Extracted data entries:
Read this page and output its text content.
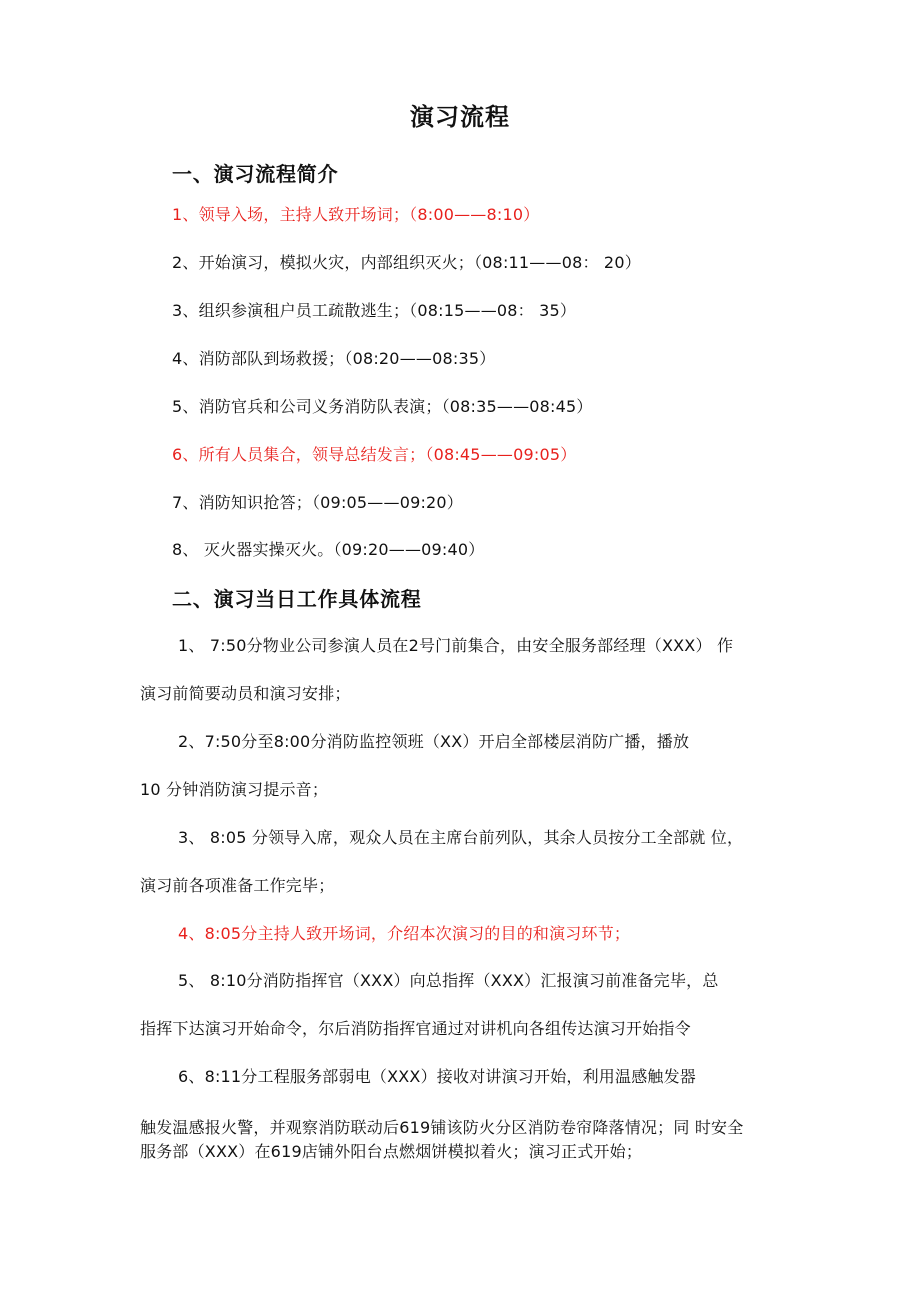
演习流程
一、演习流程简介
1、领导入场，主持人致开场词；（8:00——8:10）
2、开始演习，模拟火灾，内部组织灭火；（08:11——08： 20）
3、组织参演租户员工疏散逃生；（08:15——08： 35）
4、消防部队到场救援；（08:20——08:35）
5、消防官兵和公司义务消防队表演；（08:35——08:45）
6、所有人员集合，领导总结发言；（08:45——09:05）
7、消防知识抢答；（09:05——09:20）
8、 灭火器实操灭火。（09:20——09:40）
二、演习当日工作具体流程
1、 7:50分物业公司参演人员在2号门前集合，由安全服务部经理（XXX） 作
演习前简要动员和演习安排；
2、7:50分至8:00分消防监控领班（XX）开启全部楼层消防广播，播放
10 分钟消防演习提示音；
3、 8:05 分领导入席，观众人员在主席台前列队，其余人员按分工全部就 位，
演习前各项准备工作完毕；
4、8:05分主持人致开场词，介绍本次演习的目的和演习环节；
5、 8:10分消防指挥官（XXX）向总指挥（XXX）汇报演习前准备完毕，总
指挥下达演习开始命令，尔后消防指挥官通过对讲机向各组传达演习开始指令
6、8:11分工程服务部弱电（XXX）接收对讲演习开始，利用温感触发器
触发温感报火警，并观察消防联动后619铺该防火分区消防卷帘降落情况；同 时安全
服务部（XXX）在619店铺外阳台点燃烟饼模拟着火；演习正式开始；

■ WHAT TO DO
Each line of the data should be quoted exactly, with pictures left out.

■ EXPECTED ANSWER
Read this page and output its text content.
演习流程
一、演习流程简介
1、领导入场，主持人致开场词；（8:00——8:10）
2、开始演习，模拟火灾，内部组织灭火；（08:11——08： 20）
3、组织参演租户员工疏散逃生；（08:15——08： 35）
4、消防部队到场救援；（08:20——08:35）
5、消防官兵和公司义务消防队表演；（08:35——08:45）
6、所有人员集合，领导总结发言；（08:45——09:05）
7、消防知识抢答；（09:05——09:20）
8、 灭火器实操灭火。（09:20——09:40）
二、演习当日工作具体流程
1、 7:50分物业公司参演人员在2号门前集合，由安全服务部经理（XXX） 作
演习前简要动员和演习安排；
2、7:50分至8:00分消防监控领班（XX）开启全部楼层消防广播，播放
10 分钟消防演习提示音；
3、 8:05 分领导入席，观众人员在主席台前列队，其余人员按分工全部就 位，
演习前各项准备工作完毕；
4、8:05分主持人致开场词，介绍本次演习的目的和演习环节；
5、 8:10分消防指挥官（XXX）向总指挥（XXX）汇报演习前准备完毕，总
指挥下达演习开始命令，尔后消防指挥官通过对讲机向各组传达演习开始指令
6、8:11分工程服务部弱电（XXX）接收对讲演习开始，利用温感触发器
触发温感报火警，并观察消防联动后619铺该防火分区消防卷帘降落情况；同 时安全
服务部（XXX）在619店铺外阳台点燃烟饼模拟着火；演习正式开始；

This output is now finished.